Exercise details:
The records that follow must be reproduced in full, exactly as written.

* Begin Input for this task *

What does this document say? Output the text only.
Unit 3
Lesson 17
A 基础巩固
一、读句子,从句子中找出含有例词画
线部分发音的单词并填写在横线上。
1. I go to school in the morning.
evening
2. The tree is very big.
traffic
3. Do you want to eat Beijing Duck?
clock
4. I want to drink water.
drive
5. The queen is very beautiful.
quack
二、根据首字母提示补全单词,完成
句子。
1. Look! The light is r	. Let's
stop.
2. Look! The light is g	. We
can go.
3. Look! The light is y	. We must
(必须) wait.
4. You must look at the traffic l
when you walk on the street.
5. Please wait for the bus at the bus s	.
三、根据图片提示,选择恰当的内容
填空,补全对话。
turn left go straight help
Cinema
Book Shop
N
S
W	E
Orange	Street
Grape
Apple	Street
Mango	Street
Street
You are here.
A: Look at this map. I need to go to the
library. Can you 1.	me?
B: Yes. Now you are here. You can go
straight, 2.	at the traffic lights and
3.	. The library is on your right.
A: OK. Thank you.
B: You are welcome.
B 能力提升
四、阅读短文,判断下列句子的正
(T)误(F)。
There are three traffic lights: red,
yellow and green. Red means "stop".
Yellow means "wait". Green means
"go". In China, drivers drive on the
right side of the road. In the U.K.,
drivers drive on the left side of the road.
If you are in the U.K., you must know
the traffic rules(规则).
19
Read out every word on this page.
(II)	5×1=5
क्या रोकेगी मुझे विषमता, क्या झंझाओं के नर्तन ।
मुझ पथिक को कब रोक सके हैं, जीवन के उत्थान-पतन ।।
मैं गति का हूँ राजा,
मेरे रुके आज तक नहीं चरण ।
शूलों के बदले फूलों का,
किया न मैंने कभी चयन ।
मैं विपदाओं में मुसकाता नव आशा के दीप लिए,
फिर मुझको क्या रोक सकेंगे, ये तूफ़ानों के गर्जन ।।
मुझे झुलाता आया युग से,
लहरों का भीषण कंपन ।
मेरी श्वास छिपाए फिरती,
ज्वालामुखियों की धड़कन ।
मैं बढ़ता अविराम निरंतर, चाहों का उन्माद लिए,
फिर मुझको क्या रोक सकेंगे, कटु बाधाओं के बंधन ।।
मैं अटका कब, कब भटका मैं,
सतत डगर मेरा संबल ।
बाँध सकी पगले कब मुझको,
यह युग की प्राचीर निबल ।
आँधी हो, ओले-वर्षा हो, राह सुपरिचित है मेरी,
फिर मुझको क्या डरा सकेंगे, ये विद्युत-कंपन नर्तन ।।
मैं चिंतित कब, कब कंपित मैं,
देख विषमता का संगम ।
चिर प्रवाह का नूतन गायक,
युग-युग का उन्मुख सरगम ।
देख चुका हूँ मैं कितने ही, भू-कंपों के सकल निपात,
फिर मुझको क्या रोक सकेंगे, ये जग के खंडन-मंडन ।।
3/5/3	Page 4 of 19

* End Input for this task *

Response to the task:
What does this document say? Output the text only.
Unit 3
Lesson 17
A 基础巩固
一、读句子,从句子中找出含有例词画
线部分发音的单词并填写在横线上。
1. I go to school in the morning.
evening
2. The tree is very big.
traffic
3. Do you want to eat Beijing Duck?
clock
4. I want to drink water.
drive
5. The queen is very beautiful.
quack
二、根据首字母提示补全单词,完成
句子。
1. Look! The light is r	. Let's
stop.
2. Look! The light is g	. We
can go.
3. Look! The light is y	. We must
(必须) wait.
4. You must look at the traffic l
when you walk on the street.
5. Please wait for the bus at the bus s	.
三、根据图片提示,选择恰当的内容
填空,补全对话。
turn left go straight help
Cinema
Book Shop
N
S
W	E
Orange	Street
Grape
Apple	Street
Mango	Street
Street
You are here.
A: Look at this map. I need to go to the
library. Can you 1.	me?
B: Yes. Now you are here. You can go
straight, 2.	at the traffic lights and
3.	. The library is on your right.
A: OK. Thank you.
B: You are welcome.
B 能力提升
四、阅读短文,判断下列句子的正
(T)误(F)。
There are three traffic lights: red,
yellow and green. Red means "stop".
Yellow means "wait". Green means
"go". In China, drivers drive on the
right side of the road. In the U.K.,
drivers drive on the left side of the road.
If you are in the U.K., you must know
the traffic rules(规则).
19
Read out every word on this page.
(II)	5×1=5
क्या रोकेगी मुझे विषमता, क्या झंझाओं के नर्तन ।
मुझ पथिक को कब रोक सके हैं, जीवन के उत्थान-पतन ।।
मैं गति का हूँ राजा,
मेरे रुके आज तक नहीं चरण ।
शूलों के बदले फूलों का,
किया न मैंने कभी चयन ।
मैं विपदाओं में मुसकाता नव आशा के दीप लिए,
फिर मुझको क्या रोक सकेंगे, ये तूफ़ानों के गर्जन ।।
मुझे झुलाता आया युग से,
लहरों का भीषण कंपन ।
मेरी श्वास छिपाए फिरती,
ज्वालामुखियों की धड़कन ।
मैं बढ़ता अविराम निरंतर, चाहों का उन्माद लिए,
फिर मुझको क्या रोक सकेंगे, कटु बाधाओं के बंधन ।।
मैं अटका कब, कब भटका मैं,
सतत डगर मेरा संबल ।
बाँध सकी पगले कब मुझको,
यह युग की प्राचीर निबल ।
आँधी हो, ओले-वर्षा हो, राह सुपरिचित है मेरी,
फिर मुझको क्या डरा सकेंगे, ये विद्युत-कंपन नर्तन ।।
मैं चिंतित कब, कब कंपित मैं,
देख विषमता का संगम ।
चिर प्रवाह का नूतन गायक,
युग-युग का उन्मुख सरगम ।
देख चुका हूँ मैं कितने ही, भू-कंपों के सकल निपात,
फिर मुझको क्या रोक सकेंगे, ये जग के खंडन-मंडन ।।
3/5/3	Page 4 of 19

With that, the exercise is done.